# MATERIAL PROVIDED
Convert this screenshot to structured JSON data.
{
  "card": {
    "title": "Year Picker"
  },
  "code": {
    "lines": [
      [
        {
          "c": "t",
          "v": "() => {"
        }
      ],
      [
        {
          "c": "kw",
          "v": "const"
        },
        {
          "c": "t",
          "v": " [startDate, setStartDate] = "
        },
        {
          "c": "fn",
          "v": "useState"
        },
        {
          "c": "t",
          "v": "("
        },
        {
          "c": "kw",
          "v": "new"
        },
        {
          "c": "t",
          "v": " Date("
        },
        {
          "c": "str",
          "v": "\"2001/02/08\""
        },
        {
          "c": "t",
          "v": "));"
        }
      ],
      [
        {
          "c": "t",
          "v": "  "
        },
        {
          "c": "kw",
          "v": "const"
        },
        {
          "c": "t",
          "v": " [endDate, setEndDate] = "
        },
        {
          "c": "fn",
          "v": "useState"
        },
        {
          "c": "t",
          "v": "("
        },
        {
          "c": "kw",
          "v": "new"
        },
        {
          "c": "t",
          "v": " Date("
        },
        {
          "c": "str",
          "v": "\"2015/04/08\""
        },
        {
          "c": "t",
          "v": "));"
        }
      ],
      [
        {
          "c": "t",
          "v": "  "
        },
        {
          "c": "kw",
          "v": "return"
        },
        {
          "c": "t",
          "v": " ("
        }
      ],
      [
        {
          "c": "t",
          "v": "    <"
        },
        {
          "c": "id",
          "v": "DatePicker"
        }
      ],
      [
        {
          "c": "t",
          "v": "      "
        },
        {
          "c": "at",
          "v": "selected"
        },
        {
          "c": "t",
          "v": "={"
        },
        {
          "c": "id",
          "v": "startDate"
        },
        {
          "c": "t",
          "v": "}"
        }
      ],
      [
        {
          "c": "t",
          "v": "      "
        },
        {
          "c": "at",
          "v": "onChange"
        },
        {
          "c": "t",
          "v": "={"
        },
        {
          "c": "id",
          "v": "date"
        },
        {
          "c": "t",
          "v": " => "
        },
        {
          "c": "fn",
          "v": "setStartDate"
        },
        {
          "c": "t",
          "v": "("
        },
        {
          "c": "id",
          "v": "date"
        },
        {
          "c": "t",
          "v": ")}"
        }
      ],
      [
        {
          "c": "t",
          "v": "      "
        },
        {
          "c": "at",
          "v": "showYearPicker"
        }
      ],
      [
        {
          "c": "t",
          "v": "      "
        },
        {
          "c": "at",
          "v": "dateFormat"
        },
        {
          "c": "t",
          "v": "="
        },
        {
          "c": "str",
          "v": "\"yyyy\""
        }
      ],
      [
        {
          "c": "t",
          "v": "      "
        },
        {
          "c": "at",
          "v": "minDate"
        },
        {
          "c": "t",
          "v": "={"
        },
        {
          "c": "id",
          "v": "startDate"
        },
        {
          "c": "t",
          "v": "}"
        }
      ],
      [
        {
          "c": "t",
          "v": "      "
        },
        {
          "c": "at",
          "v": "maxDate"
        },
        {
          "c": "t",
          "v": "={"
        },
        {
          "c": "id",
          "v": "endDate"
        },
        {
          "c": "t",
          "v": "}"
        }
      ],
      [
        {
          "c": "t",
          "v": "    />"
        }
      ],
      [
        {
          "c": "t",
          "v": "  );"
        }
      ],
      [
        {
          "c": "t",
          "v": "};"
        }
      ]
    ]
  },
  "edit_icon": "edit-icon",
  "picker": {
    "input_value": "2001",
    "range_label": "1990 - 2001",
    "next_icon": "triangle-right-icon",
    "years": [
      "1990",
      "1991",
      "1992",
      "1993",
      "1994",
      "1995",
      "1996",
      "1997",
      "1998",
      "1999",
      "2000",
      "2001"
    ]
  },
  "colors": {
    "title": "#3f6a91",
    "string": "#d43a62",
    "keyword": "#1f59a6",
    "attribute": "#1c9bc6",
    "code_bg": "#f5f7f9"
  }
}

# GIVEN EXERCISE
Return each entry from the material above exactly as it appears.

# ANSWER TO THE EXERCISE
Convert this screenshot to structured JSON data.
{
  "card": {
    "title": "Year Picker"
  },
  "code": {
    "lines": [
      [
        {
          "c": "t",
          "v": "() => {"
        }
      ],
      [
        {
          "c": "kw",
          "v": "const"
        },
        {
          "c": "t",
          "v": " [startDate, setStartDate] = "
        },
        {
          "c": "fn",
          "v": "useState"
        },
        {
          "c": "t",
          "v": "("
        },
        {
          "c": "kw",
          "v": "new"
        },
        {
          "c": "t",
          "v": " Date("
        },
        {
          "c": "str",
          "v": "\"2001/02/08\""
        },
        {
          "c": "t",
          "v": "));"
        }
      ],
      [
        {
          "c": "t",
          "v": "  "
        },
        {
          "c": "kw",
          "v": "const"
        },
        {
          "c": "t",
          "v": " [endDate, setEndDate] = "
        },
        {
          "c": "fn",
          "v": "useState"
        },
        {
          "c": "t",
          "v": "("
        },
        {
          "c": "kw",
          "v": "new"
        },
        {
          "c": "t",
          "v": " Date("
        },
        {
          "c": "str",
          "v": "\"2015/04/08\""
        },
        {
          "c": "t",
          "v": "));"
        }
      ],
      [
        {
          "c": "t",
          "v": "  "
        },
        {
          "c": "kw",
          "v": "return"
        },
        {
          "c": "t",
          "v": " ("
        }
      ],
      [
        {
          "c": "t",
          "v": "    <"
        },
        {
          "c": "id",
          "v": "DatePicker"
        }
      ],
      [
        {
          "c": "t",
          "v": "      "
        },
        {
          "c": "at",
          "v": "selected"
        },
        {
          "c": "t",
          "v": "={"
        },
        {
          "c": "id",
          "v": "startDate"
        },
        {
          "c": "t",
          "v": "}"
        }
      ],
      [
        {
          "c": "t",
          "v": "      "
        },
        {
          "c": "at",
          "v": "onChange"
        },
        {
          "c": "t",
          "v": "={"
        },
        {
          "c": "id",
          "v": "date"
        },
        {
          "c": "t",
          "v": " => "
        },
        {
          "c": "fn",
          "v": "setStartDate"
        },
        {
          "c": "t",
          "v": "("
        },
        {
          "c": "id",
          "v": "date"
        },
        {
          "c": "t",
          "v": ")}"
        }
      ],
      [
        {
          "c": "t",
          "v": "      "
        },
        {
          "c": "at",
          "v": "showYearPicker"
        }
      ],
      [
        {
          "c": "t",
          "v": "      "
        },
        {
          "c": "at",
          "v": "dateFormat"
        },
        {
          "c": "t",
          "v": "="
        },
        {
          "c": "str",
          "v": "\"yyyy\""
        }
      ],
      [
        {
          "c": "t",
          "v": "      "
        },
        {
          "c": "at",
          "v": "minDate"
        },
        {
          "c": "t",
          "v": "={"
        },
        {
          "c": "id",
          "v": "startDate"
        },
        {
          "c": "t",
          "v": "}"
        }
      ],
      [
        {
          "c": "t",
          "v": "      "
        },
        {
          "c": "at",
          "v": "maxDate"
        },
        {
          "c": "t",
          "v": "={"
        },
        {
          "c": "id",
          "v": "endDate"
        },
        {
          "c": "t",
          "v": "}"
        }
      ],
      [
        {
          "c": "t",
          "v": "    />"
        }
      ],
      [
        {
          "c": "t",
          "v": "  );"
        }
      ],
      [
        {
          "c": "t",
          "v": "};"
        }
      ]
    ]
  },
  "edit_icon": "edit-icon",
  "picker": {
    "input_value": "2001",
    "range_label": "1990 - 2001",
    "next_icon": "triangle-right-icon",
    "years": [
      "1990",
      "1991",
      "1992",
      "1993",
      "1994",
      "1995",
      "1996",
      "1997",
      "1998",
      "1999",
      "2000",
      "2001"
    ]
  },
  "colors": {
    "title": "#3f6a91",
    "string": "#d43a62",
    "keyword": "#1f59a6",
    "attribute": "#1c9bc6",
    "code_bg": "#f5f7f9"
  }
}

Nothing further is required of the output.